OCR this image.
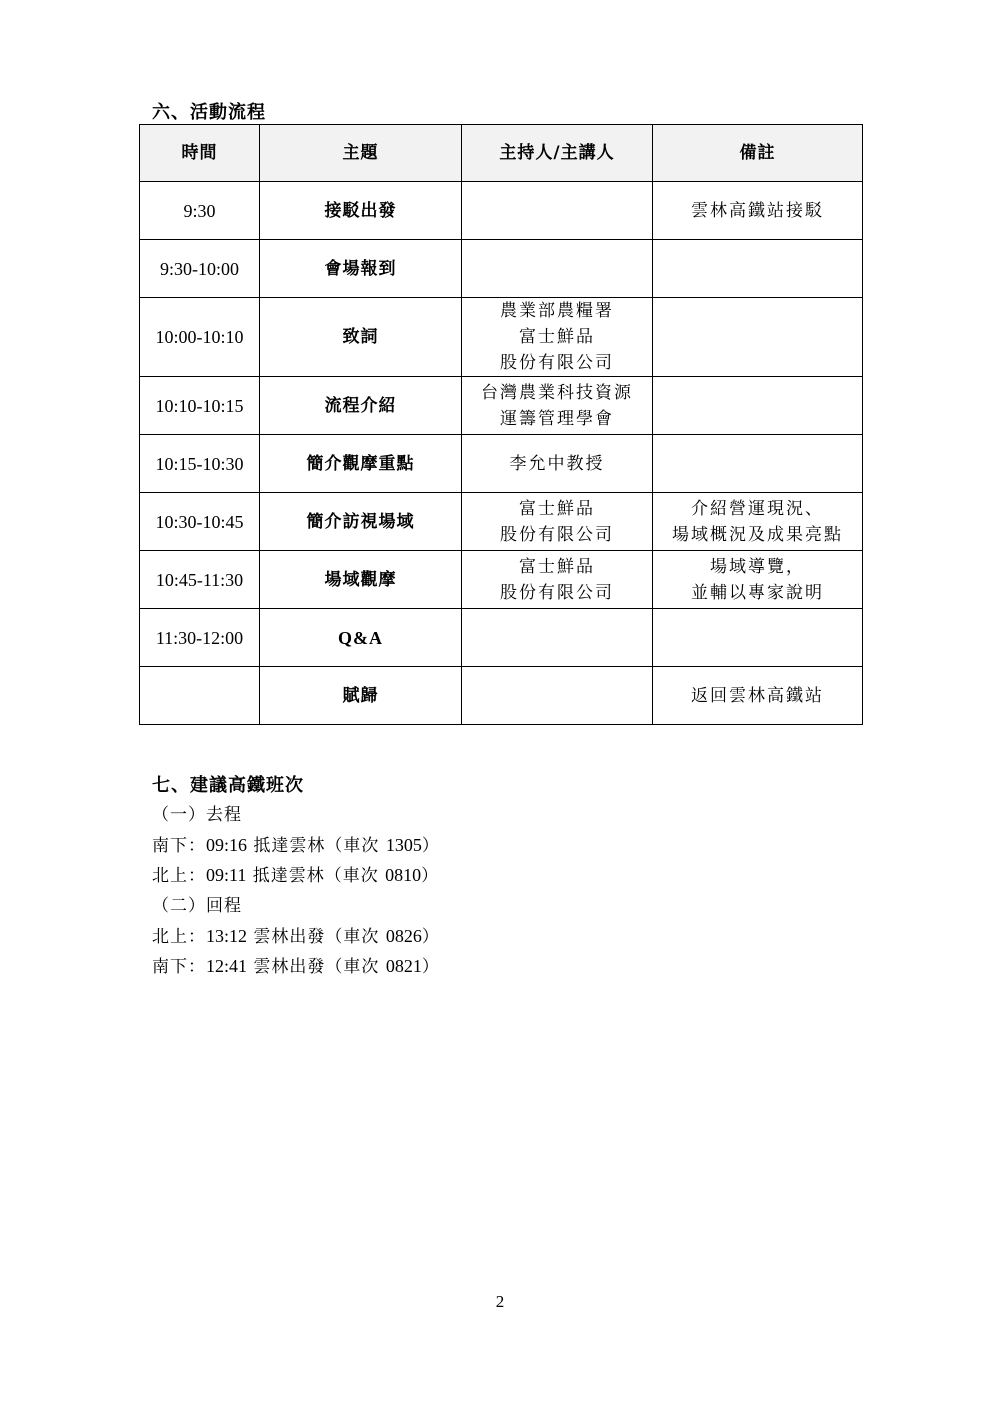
六、活動流程
時間	主題	主持人/主講人	備註
9:30	接駁出發		雲林高鐵站接駁

9:30-10:00	會場報到		
10:00-10:10	致詞	農業部農糧署
富士鮮品
股份有限公司	

10:10-10:15	流程介紹	台灣農業科技資源
運籌管理學會	

10:15-10:30	簡介觀摩重點	李允中教授	

10:30-10:45	簡介訪視場域	富士鮮品
股份有限公司	介紹營運現況、
場域概況及成果亮點

10:45-11:30	場域觀摩	富士鮮品
股份有限公司	場域導覽，
並輔以專家說明

11:30-12:00	Q&A		
	賦歸		返回雲林高鐵站
七、建議高鐵班次
（一）去程
南下：09:16 抵達雲林（車次 1305）
北上：09:11 抵達雲林（車次 0810）
（二）回程
北上：13:12 雲林出發（車次 0826）
南下：12:41 雲林出發（車次 0821）
2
++++
> **Request**:
Scan the entries above. Copy each line that has the string "抵達雲林".

> **Solution to this problem**:
南下：09:16 抵達雲林（車次 1305）
北上：09:11 抵達雲林（車次 0810）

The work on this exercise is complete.